Records

= = = =

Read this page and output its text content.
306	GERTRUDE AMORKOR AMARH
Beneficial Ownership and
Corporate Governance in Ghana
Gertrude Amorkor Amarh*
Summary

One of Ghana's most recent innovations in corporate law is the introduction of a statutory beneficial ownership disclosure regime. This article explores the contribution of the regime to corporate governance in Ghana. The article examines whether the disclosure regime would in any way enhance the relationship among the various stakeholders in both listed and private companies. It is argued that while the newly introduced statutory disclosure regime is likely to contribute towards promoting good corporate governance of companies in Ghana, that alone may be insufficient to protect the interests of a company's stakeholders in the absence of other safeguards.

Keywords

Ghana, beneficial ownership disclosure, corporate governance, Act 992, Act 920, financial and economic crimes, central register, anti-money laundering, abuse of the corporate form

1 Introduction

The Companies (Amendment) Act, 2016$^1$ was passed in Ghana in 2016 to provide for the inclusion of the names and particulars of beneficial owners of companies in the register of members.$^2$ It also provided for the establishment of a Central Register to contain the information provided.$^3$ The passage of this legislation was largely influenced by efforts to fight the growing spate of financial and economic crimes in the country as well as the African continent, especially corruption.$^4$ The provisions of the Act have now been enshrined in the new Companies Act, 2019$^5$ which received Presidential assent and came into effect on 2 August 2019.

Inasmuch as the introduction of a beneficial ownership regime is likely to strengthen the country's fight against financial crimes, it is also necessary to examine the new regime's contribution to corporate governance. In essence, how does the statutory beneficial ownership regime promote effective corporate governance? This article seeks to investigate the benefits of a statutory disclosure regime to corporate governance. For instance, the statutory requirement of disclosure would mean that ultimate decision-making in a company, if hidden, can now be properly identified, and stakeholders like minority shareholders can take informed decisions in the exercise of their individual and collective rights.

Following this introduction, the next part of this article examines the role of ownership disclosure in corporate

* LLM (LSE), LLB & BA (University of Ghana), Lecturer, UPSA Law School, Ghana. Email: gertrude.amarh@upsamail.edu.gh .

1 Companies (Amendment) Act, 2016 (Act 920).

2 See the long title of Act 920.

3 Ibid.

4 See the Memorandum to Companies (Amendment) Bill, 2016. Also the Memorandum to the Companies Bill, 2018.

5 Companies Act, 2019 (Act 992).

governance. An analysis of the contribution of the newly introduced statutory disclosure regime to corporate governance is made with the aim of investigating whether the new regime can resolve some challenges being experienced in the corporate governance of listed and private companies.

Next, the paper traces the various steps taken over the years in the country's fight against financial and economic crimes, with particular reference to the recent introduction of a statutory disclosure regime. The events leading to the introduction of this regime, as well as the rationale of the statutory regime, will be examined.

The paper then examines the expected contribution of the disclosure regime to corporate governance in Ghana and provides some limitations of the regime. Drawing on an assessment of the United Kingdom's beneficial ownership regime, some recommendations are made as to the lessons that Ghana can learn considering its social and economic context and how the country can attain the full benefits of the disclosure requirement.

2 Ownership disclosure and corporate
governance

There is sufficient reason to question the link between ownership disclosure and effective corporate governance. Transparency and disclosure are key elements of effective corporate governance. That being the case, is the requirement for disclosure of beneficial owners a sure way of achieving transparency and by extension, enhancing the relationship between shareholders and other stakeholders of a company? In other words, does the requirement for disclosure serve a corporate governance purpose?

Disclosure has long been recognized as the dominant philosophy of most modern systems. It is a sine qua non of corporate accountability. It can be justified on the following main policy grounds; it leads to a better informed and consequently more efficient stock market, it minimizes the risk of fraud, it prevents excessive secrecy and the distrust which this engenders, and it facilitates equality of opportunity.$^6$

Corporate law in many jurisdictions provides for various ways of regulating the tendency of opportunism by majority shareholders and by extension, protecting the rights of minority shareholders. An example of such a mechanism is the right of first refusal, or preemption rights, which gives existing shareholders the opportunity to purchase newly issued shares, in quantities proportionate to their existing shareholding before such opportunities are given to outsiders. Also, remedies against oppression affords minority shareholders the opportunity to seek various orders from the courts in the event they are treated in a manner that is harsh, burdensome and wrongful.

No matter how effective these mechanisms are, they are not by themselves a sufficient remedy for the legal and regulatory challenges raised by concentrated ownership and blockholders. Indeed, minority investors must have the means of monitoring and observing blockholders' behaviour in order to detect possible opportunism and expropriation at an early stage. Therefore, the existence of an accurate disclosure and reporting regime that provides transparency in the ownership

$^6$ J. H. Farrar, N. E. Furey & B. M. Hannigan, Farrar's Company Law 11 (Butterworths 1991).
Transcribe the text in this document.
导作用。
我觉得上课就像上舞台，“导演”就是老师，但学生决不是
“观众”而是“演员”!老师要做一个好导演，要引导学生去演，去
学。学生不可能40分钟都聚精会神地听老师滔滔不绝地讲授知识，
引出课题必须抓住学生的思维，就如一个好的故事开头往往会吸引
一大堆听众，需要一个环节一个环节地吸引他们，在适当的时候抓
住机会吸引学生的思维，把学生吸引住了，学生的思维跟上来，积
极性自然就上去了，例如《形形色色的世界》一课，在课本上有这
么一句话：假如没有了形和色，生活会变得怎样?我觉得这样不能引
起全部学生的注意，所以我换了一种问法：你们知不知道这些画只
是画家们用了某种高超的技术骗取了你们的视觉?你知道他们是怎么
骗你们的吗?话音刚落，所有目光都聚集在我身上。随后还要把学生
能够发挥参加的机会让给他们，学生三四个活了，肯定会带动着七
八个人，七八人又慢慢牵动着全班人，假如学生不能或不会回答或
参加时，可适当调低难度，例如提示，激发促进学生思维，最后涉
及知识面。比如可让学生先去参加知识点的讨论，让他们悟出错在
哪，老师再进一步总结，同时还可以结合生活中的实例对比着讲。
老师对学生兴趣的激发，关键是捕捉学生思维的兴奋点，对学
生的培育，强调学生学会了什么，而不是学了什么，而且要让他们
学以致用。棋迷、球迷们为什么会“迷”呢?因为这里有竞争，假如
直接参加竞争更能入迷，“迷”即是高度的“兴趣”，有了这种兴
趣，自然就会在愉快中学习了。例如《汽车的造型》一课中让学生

= = = =

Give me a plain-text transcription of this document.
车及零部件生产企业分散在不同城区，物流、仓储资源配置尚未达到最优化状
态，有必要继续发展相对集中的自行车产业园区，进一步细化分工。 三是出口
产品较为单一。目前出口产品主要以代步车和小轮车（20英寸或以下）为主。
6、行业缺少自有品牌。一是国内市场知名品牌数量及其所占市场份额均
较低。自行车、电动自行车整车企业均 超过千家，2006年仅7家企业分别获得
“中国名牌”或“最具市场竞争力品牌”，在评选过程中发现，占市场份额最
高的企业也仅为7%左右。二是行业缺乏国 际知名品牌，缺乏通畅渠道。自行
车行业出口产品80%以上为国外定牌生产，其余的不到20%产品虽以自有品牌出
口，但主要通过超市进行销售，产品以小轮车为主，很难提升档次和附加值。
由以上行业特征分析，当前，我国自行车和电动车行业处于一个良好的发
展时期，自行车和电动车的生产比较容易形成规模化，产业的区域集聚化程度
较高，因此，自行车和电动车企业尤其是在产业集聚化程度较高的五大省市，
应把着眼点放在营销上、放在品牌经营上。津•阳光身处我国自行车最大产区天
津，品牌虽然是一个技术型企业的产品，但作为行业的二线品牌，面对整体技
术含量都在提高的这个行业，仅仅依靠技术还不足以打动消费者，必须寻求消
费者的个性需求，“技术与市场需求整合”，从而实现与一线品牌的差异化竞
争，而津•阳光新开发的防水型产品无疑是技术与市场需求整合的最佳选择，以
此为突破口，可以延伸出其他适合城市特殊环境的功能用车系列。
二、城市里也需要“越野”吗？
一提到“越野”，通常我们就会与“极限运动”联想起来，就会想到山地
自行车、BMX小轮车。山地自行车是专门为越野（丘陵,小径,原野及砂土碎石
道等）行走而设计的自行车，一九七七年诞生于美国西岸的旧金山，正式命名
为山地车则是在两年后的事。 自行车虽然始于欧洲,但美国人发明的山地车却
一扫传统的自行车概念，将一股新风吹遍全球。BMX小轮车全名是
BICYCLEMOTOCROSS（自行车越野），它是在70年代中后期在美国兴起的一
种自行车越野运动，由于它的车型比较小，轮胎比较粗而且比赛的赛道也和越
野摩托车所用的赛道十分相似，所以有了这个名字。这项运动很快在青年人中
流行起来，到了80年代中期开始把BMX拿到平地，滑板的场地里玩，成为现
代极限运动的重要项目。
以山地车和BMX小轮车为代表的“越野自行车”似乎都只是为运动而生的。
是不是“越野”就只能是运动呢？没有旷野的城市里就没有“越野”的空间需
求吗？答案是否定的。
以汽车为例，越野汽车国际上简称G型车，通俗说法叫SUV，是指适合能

= = = =

### Stated exercise
In the records above, find each line that holds the word "with"; copy all such lines.

### Solution to this problem
governance. An analysis of the contribution of the newly introduced statutory disclosure regime to corporate governance is made with the aim of investigating whether the new regime can resolve some challenges being experienced in the corporate governance of listed and private companies.
Next, the paper traces the various steps taken over the years in the country's fight against financial and economic crimes, with particular reference to the recent introduction of a statutory disclosure regime. The events leading to the introduction of this regime, as well as the rationale of the statutory regime, will be examined.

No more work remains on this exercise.